START SUPPLIED INFORMATION

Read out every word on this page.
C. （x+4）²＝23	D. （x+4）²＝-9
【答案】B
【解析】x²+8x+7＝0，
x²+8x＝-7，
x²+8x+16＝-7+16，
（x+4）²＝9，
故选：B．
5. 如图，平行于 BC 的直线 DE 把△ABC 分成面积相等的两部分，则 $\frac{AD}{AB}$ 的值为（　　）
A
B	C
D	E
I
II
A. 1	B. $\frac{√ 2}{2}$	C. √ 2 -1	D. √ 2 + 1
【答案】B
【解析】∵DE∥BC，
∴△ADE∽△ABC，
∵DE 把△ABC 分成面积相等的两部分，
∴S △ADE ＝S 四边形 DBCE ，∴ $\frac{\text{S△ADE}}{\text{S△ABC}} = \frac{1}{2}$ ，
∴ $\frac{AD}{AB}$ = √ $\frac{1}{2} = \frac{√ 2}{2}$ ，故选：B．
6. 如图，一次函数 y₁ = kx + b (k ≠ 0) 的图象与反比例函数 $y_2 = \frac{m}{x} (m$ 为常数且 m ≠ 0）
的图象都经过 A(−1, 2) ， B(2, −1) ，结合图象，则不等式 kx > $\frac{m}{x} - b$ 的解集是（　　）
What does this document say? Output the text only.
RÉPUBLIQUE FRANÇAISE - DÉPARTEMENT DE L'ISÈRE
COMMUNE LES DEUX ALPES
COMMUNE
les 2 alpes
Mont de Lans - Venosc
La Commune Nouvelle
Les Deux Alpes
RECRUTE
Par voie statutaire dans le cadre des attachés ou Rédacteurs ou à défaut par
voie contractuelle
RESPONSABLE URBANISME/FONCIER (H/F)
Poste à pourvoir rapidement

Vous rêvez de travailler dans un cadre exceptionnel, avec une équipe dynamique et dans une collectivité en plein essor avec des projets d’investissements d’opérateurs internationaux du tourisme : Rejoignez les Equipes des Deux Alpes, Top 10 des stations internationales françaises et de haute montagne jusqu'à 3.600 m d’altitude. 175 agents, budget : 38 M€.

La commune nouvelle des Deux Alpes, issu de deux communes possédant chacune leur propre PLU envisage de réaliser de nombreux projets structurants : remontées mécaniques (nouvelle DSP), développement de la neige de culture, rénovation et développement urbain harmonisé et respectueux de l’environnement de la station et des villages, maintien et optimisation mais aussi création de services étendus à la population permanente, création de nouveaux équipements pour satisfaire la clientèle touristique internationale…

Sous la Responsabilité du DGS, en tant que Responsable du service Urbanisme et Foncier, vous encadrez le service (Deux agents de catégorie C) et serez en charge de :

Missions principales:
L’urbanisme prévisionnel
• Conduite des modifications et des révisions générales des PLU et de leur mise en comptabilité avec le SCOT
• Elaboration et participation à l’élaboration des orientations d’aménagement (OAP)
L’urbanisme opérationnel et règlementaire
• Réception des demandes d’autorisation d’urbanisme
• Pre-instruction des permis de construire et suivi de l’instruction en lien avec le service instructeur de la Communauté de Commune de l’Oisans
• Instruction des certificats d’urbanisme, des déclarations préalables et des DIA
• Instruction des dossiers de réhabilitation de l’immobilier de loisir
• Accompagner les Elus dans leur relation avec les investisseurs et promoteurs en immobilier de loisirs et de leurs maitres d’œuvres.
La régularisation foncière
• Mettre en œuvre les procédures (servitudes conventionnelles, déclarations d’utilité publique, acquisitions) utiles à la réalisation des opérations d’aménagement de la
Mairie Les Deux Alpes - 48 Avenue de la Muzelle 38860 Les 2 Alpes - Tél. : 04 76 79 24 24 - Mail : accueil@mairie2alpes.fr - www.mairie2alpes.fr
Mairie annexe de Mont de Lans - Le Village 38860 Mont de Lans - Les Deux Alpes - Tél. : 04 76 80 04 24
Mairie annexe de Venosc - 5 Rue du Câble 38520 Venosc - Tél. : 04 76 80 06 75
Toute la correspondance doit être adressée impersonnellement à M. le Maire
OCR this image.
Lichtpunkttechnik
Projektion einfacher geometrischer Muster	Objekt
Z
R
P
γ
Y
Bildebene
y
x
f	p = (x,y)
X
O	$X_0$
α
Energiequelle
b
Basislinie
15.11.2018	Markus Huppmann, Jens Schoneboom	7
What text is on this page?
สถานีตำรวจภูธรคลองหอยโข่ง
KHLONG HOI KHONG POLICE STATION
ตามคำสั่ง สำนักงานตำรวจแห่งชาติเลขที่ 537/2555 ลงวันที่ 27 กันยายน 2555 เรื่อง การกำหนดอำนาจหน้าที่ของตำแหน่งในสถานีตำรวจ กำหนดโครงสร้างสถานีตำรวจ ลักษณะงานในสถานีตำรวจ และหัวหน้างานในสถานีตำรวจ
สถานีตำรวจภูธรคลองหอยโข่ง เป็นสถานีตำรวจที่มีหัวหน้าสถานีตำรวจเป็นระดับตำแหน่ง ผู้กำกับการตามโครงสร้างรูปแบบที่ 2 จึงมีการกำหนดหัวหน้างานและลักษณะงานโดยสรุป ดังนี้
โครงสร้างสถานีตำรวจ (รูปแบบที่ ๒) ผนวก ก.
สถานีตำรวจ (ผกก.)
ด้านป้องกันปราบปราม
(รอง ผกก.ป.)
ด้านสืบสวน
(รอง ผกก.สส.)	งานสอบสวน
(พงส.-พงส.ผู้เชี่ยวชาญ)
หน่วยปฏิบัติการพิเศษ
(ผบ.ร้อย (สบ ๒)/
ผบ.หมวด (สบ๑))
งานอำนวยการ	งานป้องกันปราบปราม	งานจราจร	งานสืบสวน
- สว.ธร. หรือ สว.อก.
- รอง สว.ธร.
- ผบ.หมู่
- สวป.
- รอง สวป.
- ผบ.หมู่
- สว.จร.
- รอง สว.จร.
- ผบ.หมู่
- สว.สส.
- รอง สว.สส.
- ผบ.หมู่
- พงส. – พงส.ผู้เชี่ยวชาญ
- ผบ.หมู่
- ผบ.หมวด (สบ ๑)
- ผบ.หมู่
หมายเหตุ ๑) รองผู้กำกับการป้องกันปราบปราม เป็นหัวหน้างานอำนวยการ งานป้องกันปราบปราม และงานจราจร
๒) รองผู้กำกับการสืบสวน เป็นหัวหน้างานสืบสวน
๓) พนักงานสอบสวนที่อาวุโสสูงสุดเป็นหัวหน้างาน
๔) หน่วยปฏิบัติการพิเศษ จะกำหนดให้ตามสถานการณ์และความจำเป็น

END SUPPLIED INFORMATION

- [DIRECTIONS]:
Pick out and copy every line that contains the word "What".

- [OUTPUT]:
What does this document say? Output the text only.
What text is on this page?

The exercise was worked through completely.